-- START OF Recorded information --

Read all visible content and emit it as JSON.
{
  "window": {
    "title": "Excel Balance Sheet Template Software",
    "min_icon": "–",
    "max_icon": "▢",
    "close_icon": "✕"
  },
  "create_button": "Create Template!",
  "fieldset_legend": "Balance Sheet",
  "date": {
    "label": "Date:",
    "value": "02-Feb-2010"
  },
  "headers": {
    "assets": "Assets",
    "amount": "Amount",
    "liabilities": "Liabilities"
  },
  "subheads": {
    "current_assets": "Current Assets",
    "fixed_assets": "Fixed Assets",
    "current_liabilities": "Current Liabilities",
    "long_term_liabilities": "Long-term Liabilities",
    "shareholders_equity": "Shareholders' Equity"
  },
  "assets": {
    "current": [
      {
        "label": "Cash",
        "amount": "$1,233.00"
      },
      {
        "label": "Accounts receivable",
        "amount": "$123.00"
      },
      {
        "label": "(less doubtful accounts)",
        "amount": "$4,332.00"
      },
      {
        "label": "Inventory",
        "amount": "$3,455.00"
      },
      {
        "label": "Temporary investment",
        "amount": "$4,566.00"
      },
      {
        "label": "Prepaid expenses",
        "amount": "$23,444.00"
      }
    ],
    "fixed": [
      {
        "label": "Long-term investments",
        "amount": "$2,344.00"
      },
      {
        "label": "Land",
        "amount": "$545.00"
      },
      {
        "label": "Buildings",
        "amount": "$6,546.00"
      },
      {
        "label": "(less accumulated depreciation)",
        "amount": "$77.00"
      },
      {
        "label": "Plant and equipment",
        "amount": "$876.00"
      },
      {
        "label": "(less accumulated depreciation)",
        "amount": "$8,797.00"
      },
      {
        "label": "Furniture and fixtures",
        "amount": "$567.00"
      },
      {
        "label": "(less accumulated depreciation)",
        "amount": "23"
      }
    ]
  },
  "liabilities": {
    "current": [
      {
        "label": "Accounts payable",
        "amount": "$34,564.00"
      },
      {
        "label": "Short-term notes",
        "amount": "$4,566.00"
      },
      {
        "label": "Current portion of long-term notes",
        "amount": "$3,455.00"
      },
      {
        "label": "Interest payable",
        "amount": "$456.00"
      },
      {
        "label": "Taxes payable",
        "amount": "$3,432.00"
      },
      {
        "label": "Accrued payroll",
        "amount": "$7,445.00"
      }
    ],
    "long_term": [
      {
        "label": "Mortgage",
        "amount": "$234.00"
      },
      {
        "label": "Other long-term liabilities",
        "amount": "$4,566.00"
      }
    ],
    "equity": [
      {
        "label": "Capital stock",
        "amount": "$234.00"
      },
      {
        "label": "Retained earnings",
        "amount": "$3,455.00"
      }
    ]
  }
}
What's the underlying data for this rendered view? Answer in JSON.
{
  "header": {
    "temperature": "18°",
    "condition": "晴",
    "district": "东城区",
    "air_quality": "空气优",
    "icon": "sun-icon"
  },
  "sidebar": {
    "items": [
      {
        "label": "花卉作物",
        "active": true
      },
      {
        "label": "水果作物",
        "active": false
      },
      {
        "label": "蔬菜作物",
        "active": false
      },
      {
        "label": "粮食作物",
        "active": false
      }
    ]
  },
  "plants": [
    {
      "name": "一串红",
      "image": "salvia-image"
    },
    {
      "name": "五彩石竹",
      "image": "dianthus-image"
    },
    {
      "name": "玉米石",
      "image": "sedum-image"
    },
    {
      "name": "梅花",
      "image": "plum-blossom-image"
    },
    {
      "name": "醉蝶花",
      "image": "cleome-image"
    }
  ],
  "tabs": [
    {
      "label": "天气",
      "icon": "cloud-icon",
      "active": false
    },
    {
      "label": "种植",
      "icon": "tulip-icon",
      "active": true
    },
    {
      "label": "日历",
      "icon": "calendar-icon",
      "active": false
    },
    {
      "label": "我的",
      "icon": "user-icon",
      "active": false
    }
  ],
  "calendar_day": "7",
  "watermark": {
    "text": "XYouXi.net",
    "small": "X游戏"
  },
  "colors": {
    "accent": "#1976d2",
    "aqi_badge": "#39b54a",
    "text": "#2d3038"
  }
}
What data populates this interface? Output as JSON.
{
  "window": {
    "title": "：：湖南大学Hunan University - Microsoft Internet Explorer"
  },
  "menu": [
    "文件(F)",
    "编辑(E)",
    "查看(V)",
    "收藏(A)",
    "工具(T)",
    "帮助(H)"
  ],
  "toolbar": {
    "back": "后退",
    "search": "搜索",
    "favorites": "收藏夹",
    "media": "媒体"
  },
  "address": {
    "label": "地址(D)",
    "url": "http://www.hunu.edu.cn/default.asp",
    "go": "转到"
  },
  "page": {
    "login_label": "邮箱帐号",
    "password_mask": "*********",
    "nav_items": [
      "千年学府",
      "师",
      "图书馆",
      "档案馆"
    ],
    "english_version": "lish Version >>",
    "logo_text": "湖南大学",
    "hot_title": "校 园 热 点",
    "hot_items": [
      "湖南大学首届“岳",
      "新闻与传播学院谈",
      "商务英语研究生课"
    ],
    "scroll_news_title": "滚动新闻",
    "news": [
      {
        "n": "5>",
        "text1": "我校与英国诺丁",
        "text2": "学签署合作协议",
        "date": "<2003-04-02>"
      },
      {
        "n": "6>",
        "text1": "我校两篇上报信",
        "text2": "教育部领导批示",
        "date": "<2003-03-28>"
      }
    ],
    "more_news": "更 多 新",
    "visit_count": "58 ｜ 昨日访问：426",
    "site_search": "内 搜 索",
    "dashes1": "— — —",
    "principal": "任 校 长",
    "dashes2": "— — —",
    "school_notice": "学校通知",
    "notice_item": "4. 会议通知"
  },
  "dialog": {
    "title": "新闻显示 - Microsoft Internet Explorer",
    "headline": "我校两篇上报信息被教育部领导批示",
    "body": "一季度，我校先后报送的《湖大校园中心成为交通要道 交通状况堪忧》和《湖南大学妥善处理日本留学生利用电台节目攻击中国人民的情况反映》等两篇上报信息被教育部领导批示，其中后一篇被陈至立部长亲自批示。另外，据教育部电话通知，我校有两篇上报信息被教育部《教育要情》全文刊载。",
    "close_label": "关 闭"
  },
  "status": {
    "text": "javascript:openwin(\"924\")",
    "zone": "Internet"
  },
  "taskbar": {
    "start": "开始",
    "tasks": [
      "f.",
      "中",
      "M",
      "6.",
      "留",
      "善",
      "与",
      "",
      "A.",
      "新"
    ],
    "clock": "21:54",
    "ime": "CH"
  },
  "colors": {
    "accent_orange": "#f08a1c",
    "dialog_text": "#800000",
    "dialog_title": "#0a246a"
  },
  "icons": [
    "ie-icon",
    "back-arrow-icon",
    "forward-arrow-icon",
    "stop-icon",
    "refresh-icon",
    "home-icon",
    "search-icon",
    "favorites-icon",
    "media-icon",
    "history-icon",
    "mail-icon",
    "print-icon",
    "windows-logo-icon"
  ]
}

-- END OF Recorded information --

| The exercise |
Reproduce the material precisely, including every line.

| Result for this exercise |
Read all visible content and emit it as JSON.
{
  "window": {
    "title": "Excel Balance Sheet Template Software",
    "min_icon": "–",
    "max_icon": "▢",
    "close_icon": "✕"
  },
  "create_button": "Create Template!",
  "fieldset_legend": "Balance Sheet",
  "date": {
    "label": "Date:",
    "value": "02-Feb-2010"
  },
  "headers": {
    "assets": "Assets",
    "amount": "Amount",
    "liabilities": "Liabilities"
  },
  "subheads": {
    "current_assets": "Current Assets",
    "fixed_assets": "Fixed Assets",
    "current_liabilities": "Current Liabilities",
    "long_term_liabilities": "Long-term Liabilities",
    "shareholders_equity": "Shareholders' Equity"
  },
  "assets": {
    "current": [
      {
        "label": "Cash",
        "amount": "$1,233.00"
      },
      {
        "label": "Accounts receivable",
        "amount": "$123.00"
      },
      {
        "label": "(less doubtful accounts)",
        "amount": "$4,332.00"
      },
      {
        "label": "Inventory",
        "amount": "$3,455.00"
      },
      {
        "label": "Temporary investment",
        "amount": "$4,566.00"
      },
      {
        "label": "Prepaid expenses",
        "amount": "$23,444.00"
      }
    ],
    "fixed": [
      {
        "label": "Long-term investments",
        "amount": "$2,344.00"
      },
      {
        "label": "Land",
        "amount": "$545.00"
      },
      {
        "label": "Buildings",
        "amount": "$6,546.00"
      },
      {
        "label": "(less accumulated depreciation)",
        "amount": "$77.00"
      },
      {
        "label": "Plant and equipment",
        "amount": "$876.00"
      },
      {
        "label": "(less accumulated depreciation)",
        "amount": "$8,797.00"
      },
      {
        "label": "Furniture and fixtures",
        "amount": "$567.00"
      },
      {
        "label": "(less accumulated depreciation)",
        "amount": "23"
      }
    ]
  },
  "liabilities": {
    "current": [
      {
        "label": "Accounts payable",
        "amount": "$34,564.00"
      },
      {
        "label": "Short-term notes",
        "amount": "$4,566.00"
      },
      {
        "label": "Current portion of long-term notes",
        "amount": "$3,455.00"
      },
      {
        "label": "Interest payable",
        "amount": "$456.00"
      },
      {
        "label": "Taxes payable",
        "amount": "$3,432.00"
      },
      {
        "label": "Accrued payroll",
        "amount": "$7,445.00"
      }
    ],
    "long_term": [
      {
        "label": "Mortgage",
        "amount": "$234.00"
      },
      {
        "label": "Other long-term liabilities",
        "amount": "$4,566.00"
      }
    ],
    "equity": [
      {
        "label": "Capital stock",
        "amount": "$234.00"
      },
      {
        "label": "Retained earnings",
        "amount": "$3,455.00"
      }
    ]
  }
}
What's the underlying data for this rendered view? Answer in JSON.
{
  "header": {
    "temperature": "18°",
    "condition": "晴",
    "district": "东城区",
    "air_quality": "空气优",
    "icon": "sun-icon"
  },
  "sidebar": {
    "items": [
      {
        "label": "花卉作物",
        "active": true
      },
      {
        "label": "水果作物",
        "active": false
      },
      {
        "label": "蔬菜作物",
        "active": false
      },
      {
        "label": "粮食作物",
        "active": false
      }
    ]
  },
  "plants": [
    {
      "name": "一串红",
      "image": "salvia-image"
    },
    {
      "name": "五彩石竹",
      "image": "dianthus-image"
    },
    {
      "name": "玉米石",
      "image": "sedum-image"
    },
    {
      "name": "梅花",
      "image": "plum-blossom-image"
    },
    {
      "name": "醉蝶花",
      "image": "cleome-image"
    }
  ],
  "tabs": [
    {
      "label": "天气",
      "icon": "cloud-icon",
      "active": false
    },
    {
      "label": "种植",
      "icon": "tulip-icon",
      "active": true
    },
    {
      "label": "日历",
      "icon": "calendar-icon",
      "active": false
    },
    {
      "label": "我的",
      "icon": "user-icon",
      "active": false
    }
  ],
  "calendar_day": "7",
  "watermark": {
    "text": "XYouXi.net",
    "small": "X游戏"
  },
  "colors": {
    "accent": "#1976d2",
    "aqi_badge": "#39b54a",
    "text": "#2d3038"
  }
}
What data populates this interface? Output as JSON.
{
  "window": {
    "title": "：：湖南大学Hunan University - Microsoft Internet Explorer"
  },
  "menu": [
    "文件(F)",
    "编辑(E)",
    "查看(V)",
    "收藏(A)",
    "工具(T)",
    "帮助(H)"
  ],
  "toolbar": {
    "back": "后退",
    "search": "搜索",
    "favorites": "收藏夹",
    "media": "媒体"
  },
  "address": {
    "label": "地址(D)",
    "url": "http://www.hunu.edu.cn/default.asp",
    "go": "转到"
  },
  "page": {
    "login_label": "邮箱帐号",
    "password_mask": "*********",
    "nav_items": [
      "千年学府",
      "师",
      "图书馆",
      "档案馆"
    ],
    "english_version": "lish Version >>",
    "logo_text": "湖南大学",
    "hot_title": "校 园 热 点",
    "hot_items": [
      "湖南大学首届“岳",
      "新闻与传播学院谈",
      "商务英语研究生课"
    ],
    "scroll_news_title": "滚动新闻",
    "news": [
      {
        "n": "5>",
        "text1": "我校与英国诺丁",
        "text2": "学签署合作协议",
        "date": "<2003-04-02>"
      },
      {
        "n": "6>",
        "text1": "我校两篇上报信",
        "text2": "教育部领导批示",
        "date": "<2003-03-28>"
      }
    ],
    "more_news": "更 多 新",
    "visit_count": "58 ｜ 昨日访问：426",
    "site_search": "内 搜 索",
    "dashes1": "— — —",
    "principal": "任 校 长",
    "dashes2": "— — —",
    "school_notice": "学校通知",
    "notice_item": "4. 会议通知"
  },
  "dialog": {
    "title": "新闻显示 - Microsoft Internet Explorer",
    "headline": "我校两篇上报信息被教育部领导批示",
    "body": "一季度，我校先后报送的《湖大校园中心成为交通要道 交通状况堪忧》和《湖南大学妥善处理日本留学生利用电台节目攻击中国人民的情况反映》等两篇上报信息被教育部领导批示，其中后一篇被陈至立部长亲自批示。另外，据教育部电话通知，我校有两篇上报信息被教育部《教育要情》全文刊载。",
    "close_label": "关 闭"
  },
  "status": {
    "text": "javascript:openwin(\"924\")",
    "zone": "Internet"
  },
  "taskbar": {
    "start": "开始",
    "tasks": [
      "f.",
      "中",
      "M",
      "6.",
      "留",
      "善",
      "与",
      "",
      "A.",
      "新"
    ],
    "clock": "21:54",
    "ime": "CH"
  },
  "colors": {
    "accent_orange": "#f08a1c",
    "dialog_text": "#800000",
    "dialog_title": "#0a246a"
  },
  "icons": [
    "ie-icon",
    "back-arrow-icon",
    "forward-arrow-icon",
    "stop-icon",
    "refresh-icon",
    "home-icon",
    "search-icon",
    "favorites-icon",
    "media-icon",
    "history-icon",
    "mail-icon",
    "print-icon",
    "windows-logo-icon"
  ]
}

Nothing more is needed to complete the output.